**REQUEST**. Quote every line as given.

————————

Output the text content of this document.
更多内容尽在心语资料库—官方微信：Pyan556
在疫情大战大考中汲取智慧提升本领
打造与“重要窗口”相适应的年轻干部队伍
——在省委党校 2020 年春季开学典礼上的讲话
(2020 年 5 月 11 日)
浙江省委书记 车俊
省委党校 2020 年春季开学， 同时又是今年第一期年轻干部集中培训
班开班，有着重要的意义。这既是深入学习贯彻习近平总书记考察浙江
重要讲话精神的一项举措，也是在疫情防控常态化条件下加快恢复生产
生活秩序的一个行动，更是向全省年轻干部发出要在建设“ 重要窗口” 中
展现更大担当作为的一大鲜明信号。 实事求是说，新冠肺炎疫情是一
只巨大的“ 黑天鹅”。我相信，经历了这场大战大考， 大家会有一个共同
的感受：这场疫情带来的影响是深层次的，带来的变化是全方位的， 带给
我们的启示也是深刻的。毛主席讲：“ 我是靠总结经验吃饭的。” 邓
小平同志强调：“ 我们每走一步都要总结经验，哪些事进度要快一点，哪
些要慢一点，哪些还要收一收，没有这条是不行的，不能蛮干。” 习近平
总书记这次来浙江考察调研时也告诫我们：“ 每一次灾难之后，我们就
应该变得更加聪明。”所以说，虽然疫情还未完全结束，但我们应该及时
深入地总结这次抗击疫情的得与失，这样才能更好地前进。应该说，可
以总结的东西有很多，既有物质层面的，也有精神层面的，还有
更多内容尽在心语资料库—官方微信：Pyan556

————————

**THE SOLUTION**.
Output the text content of this document.
更多内容尽在心语资料库—官方微信：Pyan556
在疫情大战大考中汲取智慧提升本领
打造与“重要窗口”相适应的年轻干部队伍
——在省委党校 2020 年春季开学典礼上的讲话
(2020 年 5 月 11 日)
浙江省委书记 车俊
省委党校 2020 年春季开学， 同时又是今年第一期年轻干部集中培训
班开班，有着重要的意义。这既是深入学习贯彻习近平总书记考察浙江
重要讲话精神的一项举措，也是在疫情防控常态化条件下加快恢复生产
生活秩序的一个行动，更是向全省年轻干部发出要在建设“ 重要窗口” 中
展现更大担当作为的一大鲜明信号。 实事求是说，新冠肺炎疫情是一
只巨大的“ 黑天鹅”。我相信，经历了这场大战大考， 大家会有一个共同
的感受：这场疫情带来的影响是深层次的，带来的变化是全方位的， 带给
我们的启示也是深刻的。毛主席讲：“ 我是靠总结经验吃饭的。” 邓
小平同志强调：“ 我们每走一步都要总结经验，哪些事进度要快一点，哪
些要慢一点，哪些还要收一收，没有这条是不行的，不能蛮干。” 习近平
总书记这次来浙江考察调研时也告诫我们：“ 每一次灾难之后，我们就
应该变得更加聪明。”所以说，虽然疫情还未完全结束，但我们应该及时
深入地总结这次抗击疫情的得与失，这样才能更好地前进。应该说，可
以总结的东西有很多，既有物质层面的，也有精神层面的，还有
更多内容尽在心语资料库—官方微信：Pyan556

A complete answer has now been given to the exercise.